PROBLEM REQUIREMENTS:
Repeat the records below exactly as they appear.

DATA FOR PROCESSING:
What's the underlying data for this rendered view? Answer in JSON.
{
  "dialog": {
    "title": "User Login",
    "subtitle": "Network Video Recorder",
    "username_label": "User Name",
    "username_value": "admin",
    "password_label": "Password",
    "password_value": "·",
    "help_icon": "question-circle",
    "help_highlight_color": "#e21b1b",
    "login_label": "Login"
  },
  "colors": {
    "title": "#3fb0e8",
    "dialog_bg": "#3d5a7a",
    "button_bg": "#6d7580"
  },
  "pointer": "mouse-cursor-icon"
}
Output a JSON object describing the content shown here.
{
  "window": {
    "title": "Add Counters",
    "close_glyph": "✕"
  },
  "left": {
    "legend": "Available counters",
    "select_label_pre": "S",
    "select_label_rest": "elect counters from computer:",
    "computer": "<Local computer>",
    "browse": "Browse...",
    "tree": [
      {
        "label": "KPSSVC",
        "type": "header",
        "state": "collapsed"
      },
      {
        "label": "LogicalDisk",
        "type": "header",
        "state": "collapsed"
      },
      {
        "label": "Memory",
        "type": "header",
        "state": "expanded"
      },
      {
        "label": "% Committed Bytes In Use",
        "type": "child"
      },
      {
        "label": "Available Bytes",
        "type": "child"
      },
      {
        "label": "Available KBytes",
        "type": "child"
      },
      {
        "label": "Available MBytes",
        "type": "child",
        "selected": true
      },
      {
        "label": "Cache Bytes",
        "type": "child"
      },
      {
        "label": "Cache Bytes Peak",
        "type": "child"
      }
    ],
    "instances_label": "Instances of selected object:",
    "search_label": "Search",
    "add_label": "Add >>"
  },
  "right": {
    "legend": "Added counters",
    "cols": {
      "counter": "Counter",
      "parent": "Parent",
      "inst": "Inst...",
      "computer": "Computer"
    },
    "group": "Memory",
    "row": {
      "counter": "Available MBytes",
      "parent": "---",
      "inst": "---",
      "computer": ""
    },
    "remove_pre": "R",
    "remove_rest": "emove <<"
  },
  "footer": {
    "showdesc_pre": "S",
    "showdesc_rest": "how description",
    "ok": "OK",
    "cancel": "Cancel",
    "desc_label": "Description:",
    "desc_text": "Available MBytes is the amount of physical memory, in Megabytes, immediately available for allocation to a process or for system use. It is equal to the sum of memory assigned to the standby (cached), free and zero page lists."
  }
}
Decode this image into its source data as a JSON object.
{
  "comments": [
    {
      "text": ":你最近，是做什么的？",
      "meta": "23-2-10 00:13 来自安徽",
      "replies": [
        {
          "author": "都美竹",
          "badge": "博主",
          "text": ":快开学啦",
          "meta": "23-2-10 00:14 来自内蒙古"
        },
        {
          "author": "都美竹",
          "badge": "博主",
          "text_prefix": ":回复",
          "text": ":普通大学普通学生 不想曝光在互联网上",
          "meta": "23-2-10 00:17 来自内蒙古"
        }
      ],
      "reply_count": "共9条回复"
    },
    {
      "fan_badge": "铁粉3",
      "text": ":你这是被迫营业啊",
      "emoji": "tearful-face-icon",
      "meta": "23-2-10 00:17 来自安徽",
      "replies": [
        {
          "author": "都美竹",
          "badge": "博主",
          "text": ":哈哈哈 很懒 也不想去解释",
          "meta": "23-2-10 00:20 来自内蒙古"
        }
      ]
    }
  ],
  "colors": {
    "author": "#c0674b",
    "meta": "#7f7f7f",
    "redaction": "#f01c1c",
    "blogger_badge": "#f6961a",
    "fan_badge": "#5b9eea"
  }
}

RESPONSE TO THIS TASK:
What's the underlying data for this rendered view? Answer in JSON.
{
  "dialog": {
    "title": "User Login",
    "subtitle": "Network Video Recorder",
    "username_label": "User Name",
    "username_value": "admin",
    "password_label": "Password",
    "password_value": "·",
    "help_icon": "question-circle",
    "help_highlight_color": "#e21b1b",
    "login_label": "Login"
  },
  "colors": {
    "title": "#3fb0e8",
    "dialog_bg": "#3d5a7a",
    "button_bg": "#6d7580"
  },
  "pointer": "mouse-cursor-icon"
}
Output a JSON object describing the content shown here.
{
  "window": {
    "title": "Add Counters",
    "close_glyph": "✕"
  },
  "left": {
    "legend": "Available counters",
    "select_label_pre": "S",
    "select_label_rest": "elect counters from computer:",
    "computer": "<Local computer>",
    "browse": "Browse...",
    "tree": [
      {
        "label": "KPSSVC",
        "type": "header",
        "state": "collapsed"
      },
      {
        "label": "LogicalDisk",
        "type": "header",
        "state": "collapsed"
      },
      {
        "label": "Memory",
        "type": "header",
        "state": "expanded"
      },
      {
        "label": "% Committed Bytes In Use",
        "type": "child"
      },
      {
        "label": "Available Bytes",
        "type": "child"
      },
      {
        "label": "Available KBytes",
        "type": "child"
      },
      {
        "label": "Available MBytes",
        "type": "child",
        "selected": true
      },
      {
        "label": "Cache Bytes",
        "type": "child"
      },
      {
        "label": "Cache Bytes Peak",
        "type": "child"
      }
    ],
    "instances_label": "Instances of selected object:",
    "search_label": "Search",
    "add_label": "Add >>"
  },
  "right": {
    "legend": "Added counters",
    "cols": {
      "counter": "Counter",
      "parent": "Parent",
      "inst": "Inst...",
      "computer": "Computer"
    },
    "group": "Memory",
    "row": {
      "counter": "Available MBytes",
      "parent": "---",
      "inst": "---",
      "computer": ""
    },
    "remove_pre": "R",
    "remove_rest": "emove <<"
  },
  "footer": {
    "showdesc_pre": "S",
    "showdesc_rest": "how description",
    "ok": "OK",
    "cancel": "Cancel",
    "desc_label": "Description:",
    "desc_text": "Available MBytes is the amount of physical memory, in Megabytes, immediately available for allocation to a process or for system use. It is equal to the sum of memory assigned to the standby (cached), free and zero page lists."
  }
}
Decode this image into its source data as a JSON object.
{
  "comments": [
    {
      "text": ":你最近，是做什么的？",
      "meta": "23-2-10 00:13 来自安徽",
      "replies": [
        {
          "author": "都美竹",
          "badge": "博主",
          "text": ":快开学啦",
          "meta": "23-2-10 00:14 来自内蒙古"
        },
        {
          "author": "都美竹",
          "badge": "博主",
          "text_prefix": ":回复",
          "text": ":普通大学普通学生 不想曝光在互联网上",
          "meta": "23-2-10 00:17 来自内蒙古"
        }
      ],
      "reply_count": "共9条回复"
    },
    {
      "fan_badge": "铁粉3",
      "text": ":你这是被迫营业啊",
      "emoji": "tearful-face-icon",
      "meta": "23-2-10 00:17 来自安徽",
      "replies": [
        {
          "author": "都美竹",
          "badge": "博主",
          "text": ":哈哈哈 很懒 也不想去解释",
          "meta": "23-2-10 00:20 来自内蒙古"
        }
      ]
    }
  ],
  "colors": {
    "author": "#c0674b",
    "meta": "#7f7f7f",
    "redaction": "#f01c1c",
    "blogger_badge": "#f6961a",
    "fan_badge": "#5b9eea"
  }
}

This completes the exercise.